-- Given task --
Without the pictures, return each record as it appears.

-- Entries shown --
________

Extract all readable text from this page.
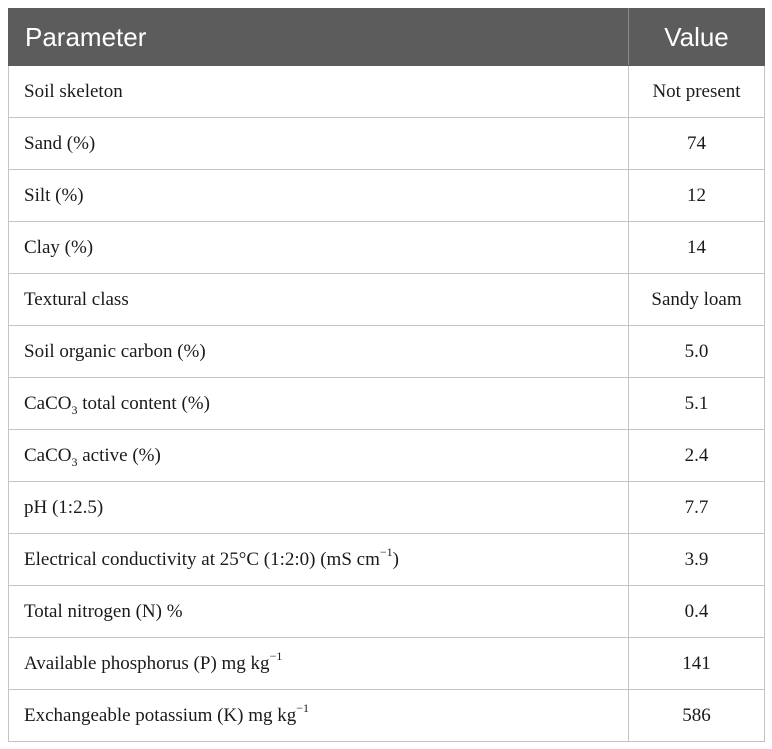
Parameter	Value
Soil skeleton	Not present
Sand (%)	74
Silt (%)	12
Clay (%)	14
Textural class	Sandy loam
Soil organic carbon (%)	5.0
CaCO$_3$ total content (%)	5.1
CaCO$_3$ active (%)	2.4
pH (1:2.5)	7.7
Electrical conductivity at 25°C (1:2:0) (mS $cm^{-1}$)	3.9
Total nitrogen (N) %	0.4
Available phosphorus (P) mg $kg^{-1}$	141
Exchangeable potassium (K) mg $kg^{-1}$	586
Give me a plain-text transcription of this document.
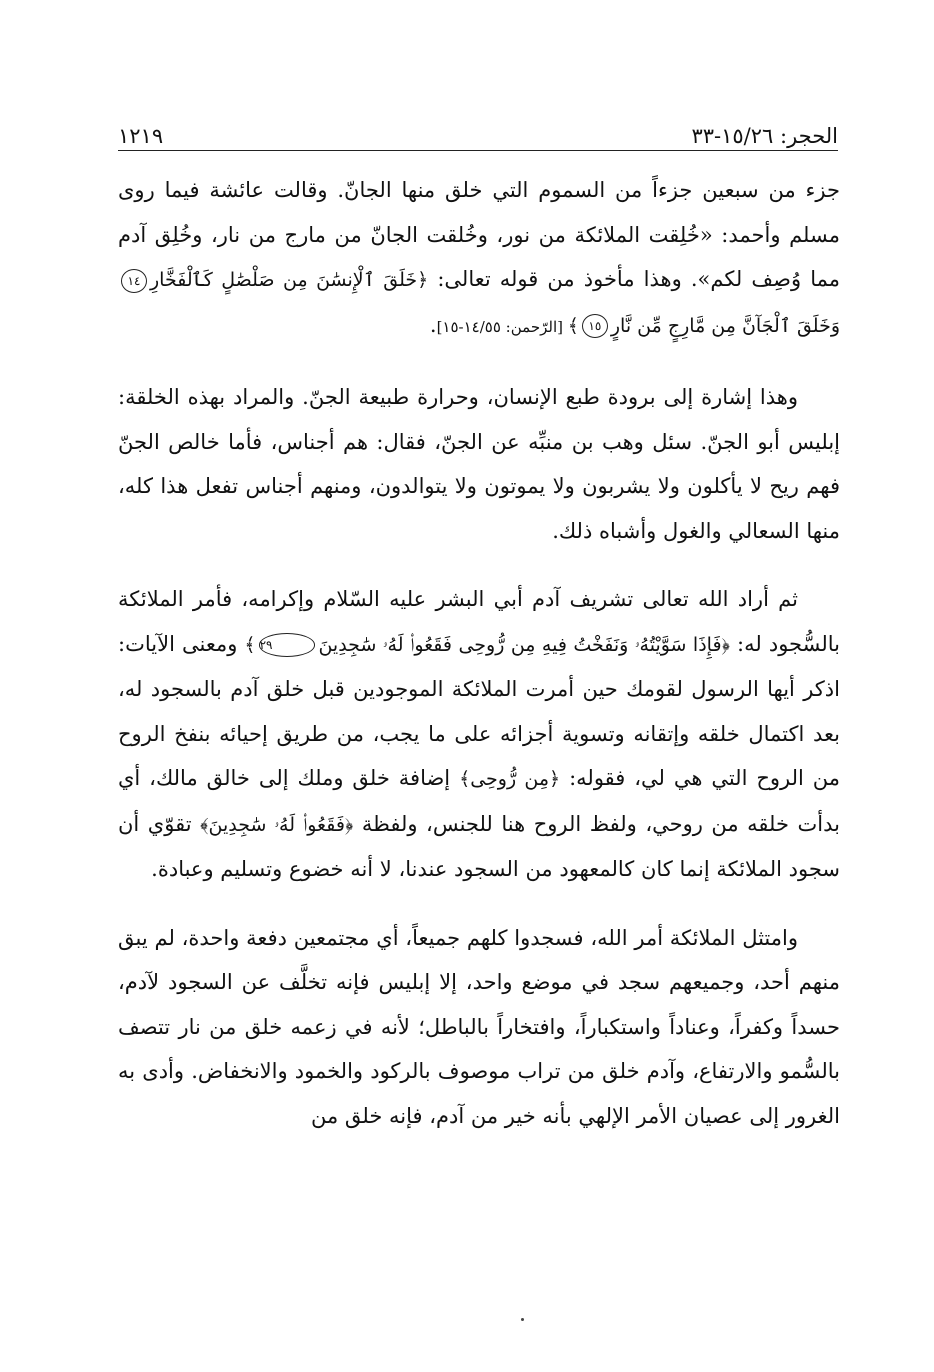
الحجر: ١٥/٢٦-٣٣
١٢١٩

جزء من سبعين جزءاً من السموم التي خلق منها الجانّ. وقالت عائشة فيما روى مسلم وأحمد: «خُلِقت الملائكة من نور، وخُلقت الجانّ من مارج من نار، وخُلِق آدم مما وُصِف لكم». وهذا مأخوذ من قوله تعالى: ﴿خَلَقَ ٱلْإِنسَٰنَ مِن صَلْصَٰلٍ كَٱلْفَخَّارِ١٤وَخَلَقَ ٱلْجَآنَّ مِن مَّارِجٍ مِّن نَّارٍ١٥﴾ [الرّحمن: ١٤/٥٥-١٥].

وهذا إشارة إلى برودة طبع الإنسان، وحرارة طبيعة الجنّ. والمراد بهذه الخلقة: إبليس أبو الجنّ. سئل وهب بن منبِّه عن الجنّ، فقال: هم أجناس، فأما خالص الجنّ فهم ريح لا يأكلون ولا يشربون ولا يموتون ولا يتوالدون، ومنهم أجناس تفعل هذا كله، منها السعالي والغول وأشباه ذلك.

ثم أراد الله تعالى تشريف آدم أبي البشر عليه السّلام وإكرامه، فأمر الملائكة بالسُّجود له: ﴿فَإِذَا سَوَّيْتُهُۥ وَنَفَخْتُ فِيهِ مِن رُّوحِى فَقَعُوا۟ لَهُۥ سَٰجِدِينَ٢٩﴾ ومعنى الآيات: اذكر أيها الرسول لقومك حين أمرت الملائكة الموجودين قبل خلق آدم بالسجود له، بعد اكتمال خلقه وإتقانه وتسوية أجزائه على ما يجب، من طريق إحيائه بنفخ الروح من الروح التي هي لي، فقوله: ﴿مِن رُّوحِى﴾ إضافة خلق وملك إلى خالق مالك، أي بدأت خلقه من روحي، ولفظ الروح هنا للجنس، ولفظة ﴿فَقَعُوا۟ لَهُۥ سَٰجِدِينَ﴾ تقوّي أن سجود الملائكة إنما كان كالمعهود من السجود عندنا، لا أنه خضوع وتسليم وعبادة.

وامتثل الملائكة أمر الله، فسجدوا كلهم جميعاً، أي مجتمعين دفعة واحدة، لم يبق منهم أحد، وجميعهم سجد في موضع واحد، إلا إبليس فإنه تخلَّف عن السجود لآدم، حسداً وكفراً، وعناداً واستكباراً، وافتخاراً بالباطل؛ لأنه في زعمه خلق من نار تتصف بالسُّمو والارتفاع، وآدم خلق من تراب موصوف بالركود والخمود والانخفاض. وأدى به الغرور إلى عصيان الأمر الإلهي بأنه خير من آدم، فإنه خلق من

________

-- Exercise result --
Extract all readable text from this page.
Parameter	Value
Soil skeleton	Not present
Sand (%)	74
Silt (%)	12
Clay (%)	14
Textural class	Sandy loam
Soil organic carbon (%)	5.0
CaCO$_3$ total content (%)	5.1
CaCO$_3$ active (%)	2.4
pH (1:2.5)	7.7
Electrical conductivity at 25°C (1:2:0) (mS $cm^{-1}$)	3.9
Total nitrogen (N) %	0.4
Available phosphorus (P) mg $kg^{-1}$	141
Exchangeable potassium (K) mg $kg^{-1}$	586
Give me a plain-text transcription of this document.
الحجر: ١٥/٢٦-٣٣
١٢١٩

جزء من سبعين جزءاً من السموم التي خلق منها الجانّ. وقالت عائشة فيما روى مسلم وأحمد: «خُلِقت الملائكة من نور، وخُلقت الجانّ من مارج من نار، وخُلِق آدم مما وُصِف لكم». وهذا مأخوذ من قوله تعالى: ﴿خَلَقَ ٱلْإِنسَٰنَ مِن صَلْصَٰلٍ كَٱلْفَخَّارِ١٤وَخَلَقَ ٱلْجَآنَّ مِن مَّارِجٍ مِّن نَّارٍ١٥﴾ [الرّحمن: ١٤/٥٥-١٥].

وهذا إشارة إلى برودة طبع الإنسان، وحرارة طبيعة الجنّ. والمراد بهذه الخلقة: إبليس أبو الجنّ. سئل وهب بن منبِّه عن الجنّ، فقال: هم أجناس، فأما خالص الجنّ فهم ريح لا يأكلون ولا يشربون ولا يموتون ولا يتوالدون، ومنهم أجناس تفعل هذا كله، منها السعالي والغول وأشباه ذلك.

ثم أراد الله تعالى تشريف آدم أبي البشر عليه السّلام وإكرامه، فأمر الملائكة بالسُّجود له: ﴿فَإِذَا سَوَّيْتُهُۥ وَنَفَخْتُ فِيهِ مِن رُّوحِى فَقَعُوا۟ لَهُۥ سَٰجِدِينَ٢٩﴾ ومعنى الآيات: اذكر أيها الرسول لقومك حين أمرت الملائكة الموجودين قبل خلق آدم بالسجود له، بعد اكتمال خلقه وإتقانه وتسوية أجزائه على ما يجب، من طريق إحيائه بنفخ الروح من الروح التي هي لي، فقوله: ﴿مِن رُّوحِى﴾ إضافة خلق وملك إلى خالق مالك، أي بدأت خلقه من روحي، ولفظ الروح هنا للجنس، ولفظة ﴿فَقَعُوا۟ لَهُۥ سَٰجِدِينَ﴾ تقوّي أن سجود الملائكة إنما كان كالمعهود من السجود عندنا، لا أنه خضوع وتسليم وعبادة.

وامتثل الملائكة أمر الله، فسجدوا كلهم جميعاً، أي مجتمعين دفعة واحدة، لم يبق منهم أحد، وجميعهم سجد في موضع واحد، إلا إبليس فإنه تخلَّف عن السجود لآدم، حسداً وكفراً، وعناداً واستكباراً، وافتخاراً بالباطل؛ لأنه في زعمه خلق من نار تتصف بالسُّمو والارتفاع، وآدم خلق من تراب موصوف بالركود والخمود والانخفاض. وأدى به الغرور إلى عصيان الأمر الإلهي بأنه خير من آدم، فإنه خلق من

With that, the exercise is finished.